--- Records to use ---
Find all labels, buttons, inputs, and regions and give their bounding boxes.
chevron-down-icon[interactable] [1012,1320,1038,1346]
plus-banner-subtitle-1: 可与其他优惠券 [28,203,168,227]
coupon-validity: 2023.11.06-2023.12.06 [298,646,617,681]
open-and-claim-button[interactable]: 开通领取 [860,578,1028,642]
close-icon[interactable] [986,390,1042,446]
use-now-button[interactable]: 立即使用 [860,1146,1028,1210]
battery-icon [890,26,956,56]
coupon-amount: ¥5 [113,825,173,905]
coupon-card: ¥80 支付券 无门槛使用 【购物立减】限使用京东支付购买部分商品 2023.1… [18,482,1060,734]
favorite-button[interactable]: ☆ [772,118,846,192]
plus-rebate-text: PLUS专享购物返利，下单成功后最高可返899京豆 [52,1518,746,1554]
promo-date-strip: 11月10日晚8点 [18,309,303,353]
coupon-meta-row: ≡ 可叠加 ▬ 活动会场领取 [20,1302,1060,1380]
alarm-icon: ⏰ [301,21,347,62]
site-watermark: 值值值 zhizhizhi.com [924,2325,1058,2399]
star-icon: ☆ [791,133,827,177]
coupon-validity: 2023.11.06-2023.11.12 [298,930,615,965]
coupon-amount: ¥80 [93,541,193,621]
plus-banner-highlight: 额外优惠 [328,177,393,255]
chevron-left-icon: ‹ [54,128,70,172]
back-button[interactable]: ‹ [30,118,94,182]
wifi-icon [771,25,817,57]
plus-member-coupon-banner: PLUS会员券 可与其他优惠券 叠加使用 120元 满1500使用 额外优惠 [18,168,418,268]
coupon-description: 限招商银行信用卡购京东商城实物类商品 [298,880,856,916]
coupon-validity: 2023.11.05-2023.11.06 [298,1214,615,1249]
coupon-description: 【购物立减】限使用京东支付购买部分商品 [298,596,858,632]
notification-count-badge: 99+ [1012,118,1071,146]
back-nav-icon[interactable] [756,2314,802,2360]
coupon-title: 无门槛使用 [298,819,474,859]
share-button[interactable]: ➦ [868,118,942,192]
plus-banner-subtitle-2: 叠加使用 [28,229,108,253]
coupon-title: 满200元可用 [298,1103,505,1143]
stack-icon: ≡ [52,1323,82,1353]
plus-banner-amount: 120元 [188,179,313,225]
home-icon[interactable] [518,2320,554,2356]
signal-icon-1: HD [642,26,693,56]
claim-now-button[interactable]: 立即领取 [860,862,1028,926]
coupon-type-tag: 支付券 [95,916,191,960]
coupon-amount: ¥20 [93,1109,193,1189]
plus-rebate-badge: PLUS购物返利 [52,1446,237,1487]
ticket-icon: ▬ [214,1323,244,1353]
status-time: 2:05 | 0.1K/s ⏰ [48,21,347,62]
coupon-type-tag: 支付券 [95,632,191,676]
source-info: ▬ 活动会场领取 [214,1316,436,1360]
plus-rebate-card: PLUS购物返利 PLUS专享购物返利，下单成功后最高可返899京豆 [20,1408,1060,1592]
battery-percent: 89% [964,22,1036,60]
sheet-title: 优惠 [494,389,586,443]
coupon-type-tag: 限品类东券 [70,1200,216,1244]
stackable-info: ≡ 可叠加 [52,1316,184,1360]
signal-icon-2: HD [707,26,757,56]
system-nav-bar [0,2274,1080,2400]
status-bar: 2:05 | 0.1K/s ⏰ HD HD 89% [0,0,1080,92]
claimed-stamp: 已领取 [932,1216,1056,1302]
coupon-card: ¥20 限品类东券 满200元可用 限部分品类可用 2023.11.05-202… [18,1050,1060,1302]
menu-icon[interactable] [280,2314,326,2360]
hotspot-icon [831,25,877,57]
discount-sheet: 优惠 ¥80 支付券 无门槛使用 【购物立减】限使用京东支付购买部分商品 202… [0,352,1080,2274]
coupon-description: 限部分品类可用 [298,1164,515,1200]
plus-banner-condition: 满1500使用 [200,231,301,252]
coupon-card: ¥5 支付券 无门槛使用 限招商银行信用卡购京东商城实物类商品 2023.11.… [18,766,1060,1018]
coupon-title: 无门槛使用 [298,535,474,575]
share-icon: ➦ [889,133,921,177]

--- Instructions for the task ---
Reproduce all of the lines above, word for word, from the first to the last.

--- Finished task ---
Find all labels, buttons, inputs, and regions and give their bounding boxes.
chevron-down-icon[interactable] [1012,1320,1038,1346]
plus-banner-subtitle-1: 可与其他优惠券 [28,203,168,227]
coupon-validity: 2023.11.06-2023.12.06 [298,646,617,681]
open-and-claim-button[interactable]: 开通领取 [860,578,1028,642]
close-icon[interactable] [986,390,1042,446]
use-now-button[interactable]: 立即使用 [860,1146,1028,1210]
battery-icon [890,26,956,56]
coupon-amount: ¥5 [113,825,173,905]
coupon-card: ¥80 支付券 无门槛使用 【购物立减】限使用京东支付购买部分商品 2023.1… [18,482,1060,734]
favorite-button[interactable]: ☆ [772,118,846,192]
plus-rebate-text: PLUS专享购物返利，下单成功后最高可返899京豆 [52,1518,746,1554]
promo-date-strip: 11月10日晚8点 [18,309,303,353]
coupon-meta-row: ≡ 可叠加 ▬ 活动会场领取 [20,1302,1060,1380]
alarm-icon: ⏰ [301,21,347,62]
site-watermark: 值值值 zhizhizhi.com [924,2325,1058,2399]
star-icon: ☆ [791,133,827,177]
coupon-validity: 2023.11.06-2023.11.12 [298,930,615,965]
coupon-amount: ¥80 [93,541,193,621]
plus-banner-highlight: 额外优惠 [328,177,393,255]
chevron-left-icon: ‹ [54,128,70,172]
back-button[interactable]: ‹ [30,118,94,182]
wifi-icon [771,25,817,57]
plus-member-coupon-banner: PLUS会员券 可与其他优惠券 叠加使用 120元 满1500使用 额外优惠 [18,168,418,268]
coupon-description: 限招商银行信用卡购京东商城实物类商品 [298,880,856,916]
coupon-validity: 2023.11.05-2023.11.06 [298,1214,615,1249]
coupon-description: 【购物立减】限使用京东支付购买部分商品 [298,596,858,632]
notification-count-badge: 99+ [1012,118,1071,146]
back-nav-icon[interactable] [756,2314,802,2360]
coupon-title: 无门槛使用 [298,819,474,859]
share-button[interactable]: ➦ [868,118,942,192]
plus-banner-subtitle-2: 叠加使用 [28,229,108,253]
coupon-title: 满200元可用 [298,1103,505,1143]
stack-icon: ≡ [52,1323,82,1353]
plus-banner-amount: 120元 [188,179,313,225]
home-icon[interactable] [518,2320,554,2356]
signal-icon-1: HD [642,26,693,56]
claim-now-button[interactable]: 立即领取 [860,862,1028,926]
coupon-type-tag: 支付券 [95,916,191,960]
coupon-amount: ¥20 [93,1109,193,1189]
plus-rebate-badge: PLUS购物返利 [52,1446,237,1487]
ticket-icon: ▬ [214,1323,244,1353]
status-time: 2:05 | 0.1K/s ⏰ [48,21,347,62]
coupon-type-tag: 支付券 [95,632,191,676]
source-info: ▬ 活动会场领取 [214,1316,436,1360]
plus-rebate-card: PLUS购物返利 PLUS专享购物返利，下单成功后最高可返899京豆 [20,1408,1060,1592]
battery-percent: 89% [964,22,1036,60]
sheet-title: 优惠 [494,389,586,443]
coupon-type-tag: 限品类东券 [70,1200,216,1244]
stackable-info: ≡ 可叠加 [52,1316,184,1360]
signal-icon-2: HD [707,26,757,56]
system-nav-bar [0,2274,1080,2400]
status-bar: 2:05 | 0.1K/s ⏰ HD HD 89% [0,0,1080,92]
claimed-stamp: 已领取 [932,1216,1056,1302]
coupon-card: ¥20 限品类东券 满200元可用 限部分品类可用 2023.11.05-202… [18,1050,1060,1302]
menu-icon[interactable] [280,2314,326,2360]
hotspot-icon [831,25,877,57]
discount-sheet: 优惠 ¥80 支付券 无门槛使用 【购物立减】限使用京东支付购买部分商品 202… [0,352,1080,2274]
coupon-description: 限部分品类可用 [298,1164,515,1200]
plus-banner-condition: 满1500使用 [200,231,301,252]
coupon-card: ¥5 支付券 无门槛使用 限招商银行信用卡购京东商城实物类商品 2023.11.… [18,766,1060,1018]
coupon-title: 无门槛使用 [298,535,474,575]
share-icon: ➦ [889,133,921,177]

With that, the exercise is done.